> [Direction]:
Return all the data, word for word.

........

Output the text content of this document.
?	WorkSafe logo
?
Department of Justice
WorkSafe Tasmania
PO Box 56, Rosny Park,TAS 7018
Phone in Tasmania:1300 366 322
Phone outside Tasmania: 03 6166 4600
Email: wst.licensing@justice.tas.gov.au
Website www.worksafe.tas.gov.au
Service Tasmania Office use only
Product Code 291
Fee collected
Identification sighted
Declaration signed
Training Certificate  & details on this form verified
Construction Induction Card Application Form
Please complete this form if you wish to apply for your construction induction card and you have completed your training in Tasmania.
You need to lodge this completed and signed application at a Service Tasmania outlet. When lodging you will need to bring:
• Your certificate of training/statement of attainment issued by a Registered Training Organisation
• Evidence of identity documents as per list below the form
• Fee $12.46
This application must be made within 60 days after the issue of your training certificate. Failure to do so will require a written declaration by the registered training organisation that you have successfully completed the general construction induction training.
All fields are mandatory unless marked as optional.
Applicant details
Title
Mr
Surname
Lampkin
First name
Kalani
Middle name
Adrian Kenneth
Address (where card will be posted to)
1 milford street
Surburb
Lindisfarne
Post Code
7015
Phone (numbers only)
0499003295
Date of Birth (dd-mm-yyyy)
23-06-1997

........

> [Completed task]:
Output the text content of this document.
?	WorkSafe logo
?
Department of Justice
WorkSafe Tasmania
PO Box 56, Rosny Park,TAS 7018
Phone in Tasmania:1300 366 322
Phone outside Tasmania: 03 6166 4600
Email: wst.licensing@justice.tas.gov.au
Website www.worksafe.tas.gov.au
Service Tasmania Office use only
Product Code 291
Fee collected
Identification sighted
Declaration signed
Training Certificate  & details on this form verified
Construction Induction Card Application Form
Please complete this form if you wish to apply for your construction induction card and you have completed your training in Tasmania.
You need to lodge this completed and signed application at a Service Tasmania outlet. When lodging you will need to bring:
• Your certificate of training/statement of attainment issued by a Registered Training Organisation
• Evidence of identity documents as per list below the form
• Fee $12.46
This application must be made within 60 days after the issue of your training certificate. Failure to do so will require a written declaration by the registered training organisation that you have successfully completed the general construction induction training.
All fields are mandatory unless marked as optional.
Applicant details
Title
Mr
Surname
Lampkin
First name
Kalani
Middle name
Adrian Kenneth
Address (where card will be posted to)
1 milford street
Surburb
Lindisfarne
Post Code
7015
Phone (numbers only)
0499003295
Date of Birth (dd-mm-yyyy)
23-06-1997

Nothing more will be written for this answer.